• **Do this**
All lines in the data bearing the string "title" should be identified and copied.

== Data excerpts ==

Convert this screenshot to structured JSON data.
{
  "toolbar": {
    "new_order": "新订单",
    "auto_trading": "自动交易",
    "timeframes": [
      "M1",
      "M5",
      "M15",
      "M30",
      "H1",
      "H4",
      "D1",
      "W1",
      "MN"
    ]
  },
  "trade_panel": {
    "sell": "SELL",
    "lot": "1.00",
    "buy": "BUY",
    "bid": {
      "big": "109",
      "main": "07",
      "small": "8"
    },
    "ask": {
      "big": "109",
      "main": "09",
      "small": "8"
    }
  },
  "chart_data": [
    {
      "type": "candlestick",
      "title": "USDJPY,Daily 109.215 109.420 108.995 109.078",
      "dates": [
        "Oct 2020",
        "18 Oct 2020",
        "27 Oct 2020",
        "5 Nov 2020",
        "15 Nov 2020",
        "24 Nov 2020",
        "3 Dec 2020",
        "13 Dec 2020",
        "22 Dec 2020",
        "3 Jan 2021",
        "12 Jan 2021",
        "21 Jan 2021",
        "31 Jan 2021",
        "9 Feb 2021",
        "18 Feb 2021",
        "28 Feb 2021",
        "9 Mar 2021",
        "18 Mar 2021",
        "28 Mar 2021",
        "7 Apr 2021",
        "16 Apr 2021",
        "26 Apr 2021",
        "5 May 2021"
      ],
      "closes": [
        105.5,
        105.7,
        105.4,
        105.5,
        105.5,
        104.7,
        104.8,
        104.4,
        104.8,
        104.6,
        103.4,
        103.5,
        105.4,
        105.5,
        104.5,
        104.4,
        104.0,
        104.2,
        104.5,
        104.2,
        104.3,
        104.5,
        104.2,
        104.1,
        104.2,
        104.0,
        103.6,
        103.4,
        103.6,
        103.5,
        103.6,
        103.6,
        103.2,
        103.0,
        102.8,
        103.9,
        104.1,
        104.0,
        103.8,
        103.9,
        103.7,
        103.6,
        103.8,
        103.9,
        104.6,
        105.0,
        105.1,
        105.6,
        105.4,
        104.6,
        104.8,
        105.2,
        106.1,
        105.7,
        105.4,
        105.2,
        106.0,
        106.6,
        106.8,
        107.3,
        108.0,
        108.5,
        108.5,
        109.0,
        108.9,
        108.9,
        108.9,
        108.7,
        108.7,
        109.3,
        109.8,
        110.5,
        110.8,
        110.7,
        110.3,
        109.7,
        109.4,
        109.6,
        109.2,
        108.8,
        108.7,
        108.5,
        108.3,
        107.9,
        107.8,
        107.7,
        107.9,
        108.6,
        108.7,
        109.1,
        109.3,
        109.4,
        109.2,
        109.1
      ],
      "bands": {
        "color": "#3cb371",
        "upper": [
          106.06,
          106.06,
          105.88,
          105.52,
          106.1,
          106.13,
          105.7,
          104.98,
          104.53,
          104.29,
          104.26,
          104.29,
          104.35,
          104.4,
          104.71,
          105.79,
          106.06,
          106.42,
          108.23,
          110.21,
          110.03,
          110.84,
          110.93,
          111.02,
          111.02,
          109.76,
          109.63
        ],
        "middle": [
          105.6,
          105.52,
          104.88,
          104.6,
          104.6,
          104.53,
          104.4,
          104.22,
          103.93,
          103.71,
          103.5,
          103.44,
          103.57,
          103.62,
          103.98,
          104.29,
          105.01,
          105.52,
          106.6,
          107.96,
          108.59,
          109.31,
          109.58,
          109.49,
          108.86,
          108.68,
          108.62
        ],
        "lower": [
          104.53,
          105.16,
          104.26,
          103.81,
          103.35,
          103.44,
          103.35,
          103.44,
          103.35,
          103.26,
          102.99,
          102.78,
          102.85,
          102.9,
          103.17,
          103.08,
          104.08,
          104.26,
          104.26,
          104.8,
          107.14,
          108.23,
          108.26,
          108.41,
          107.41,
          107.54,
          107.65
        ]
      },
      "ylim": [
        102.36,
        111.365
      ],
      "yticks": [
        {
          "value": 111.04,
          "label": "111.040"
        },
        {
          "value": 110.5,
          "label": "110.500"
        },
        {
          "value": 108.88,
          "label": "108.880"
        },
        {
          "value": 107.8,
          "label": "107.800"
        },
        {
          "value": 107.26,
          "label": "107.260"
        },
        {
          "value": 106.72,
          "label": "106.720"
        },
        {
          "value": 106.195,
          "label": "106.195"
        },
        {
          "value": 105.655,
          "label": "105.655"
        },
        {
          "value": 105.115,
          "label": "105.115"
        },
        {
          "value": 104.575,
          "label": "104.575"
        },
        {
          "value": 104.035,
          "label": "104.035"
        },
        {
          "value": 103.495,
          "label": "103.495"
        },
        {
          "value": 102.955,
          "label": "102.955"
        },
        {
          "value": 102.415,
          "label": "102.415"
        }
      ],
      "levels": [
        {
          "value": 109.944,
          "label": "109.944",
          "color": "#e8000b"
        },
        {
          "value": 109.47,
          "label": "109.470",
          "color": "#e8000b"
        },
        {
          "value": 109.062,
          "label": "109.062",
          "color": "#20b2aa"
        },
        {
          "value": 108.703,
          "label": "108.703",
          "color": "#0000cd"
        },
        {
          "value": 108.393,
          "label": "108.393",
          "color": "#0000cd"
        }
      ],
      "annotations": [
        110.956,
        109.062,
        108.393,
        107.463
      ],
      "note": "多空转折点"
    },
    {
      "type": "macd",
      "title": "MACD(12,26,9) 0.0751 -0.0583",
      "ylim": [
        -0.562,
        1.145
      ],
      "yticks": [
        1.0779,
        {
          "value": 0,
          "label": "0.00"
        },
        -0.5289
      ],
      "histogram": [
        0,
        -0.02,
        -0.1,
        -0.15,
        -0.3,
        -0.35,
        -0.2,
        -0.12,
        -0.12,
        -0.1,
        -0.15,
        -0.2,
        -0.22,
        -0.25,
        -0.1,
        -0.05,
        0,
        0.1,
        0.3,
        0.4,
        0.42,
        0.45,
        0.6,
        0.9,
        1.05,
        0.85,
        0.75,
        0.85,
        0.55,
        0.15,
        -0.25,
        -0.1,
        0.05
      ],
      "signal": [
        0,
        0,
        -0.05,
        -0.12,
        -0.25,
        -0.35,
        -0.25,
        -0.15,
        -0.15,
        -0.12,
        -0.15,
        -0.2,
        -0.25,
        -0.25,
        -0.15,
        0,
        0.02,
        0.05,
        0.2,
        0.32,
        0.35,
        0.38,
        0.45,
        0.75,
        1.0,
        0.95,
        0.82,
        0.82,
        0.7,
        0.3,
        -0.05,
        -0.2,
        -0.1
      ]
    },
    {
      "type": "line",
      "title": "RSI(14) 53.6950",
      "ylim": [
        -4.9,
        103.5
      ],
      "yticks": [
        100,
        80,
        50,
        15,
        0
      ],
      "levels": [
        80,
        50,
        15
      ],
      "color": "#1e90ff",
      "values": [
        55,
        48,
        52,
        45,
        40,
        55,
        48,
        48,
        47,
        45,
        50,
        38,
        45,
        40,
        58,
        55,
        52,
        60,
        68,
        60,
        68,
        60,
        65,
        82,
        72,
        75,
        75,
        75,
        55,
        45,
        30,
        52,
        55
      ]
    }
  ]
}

===

• **Response to the exercise**
      "title": "USDJPY,Daily 109.215 109.420 108.995 109.078",
      "title": "MACD(12,26,9) 0.0751 -0.0583",
      "title": "RSI(14) 53.6950",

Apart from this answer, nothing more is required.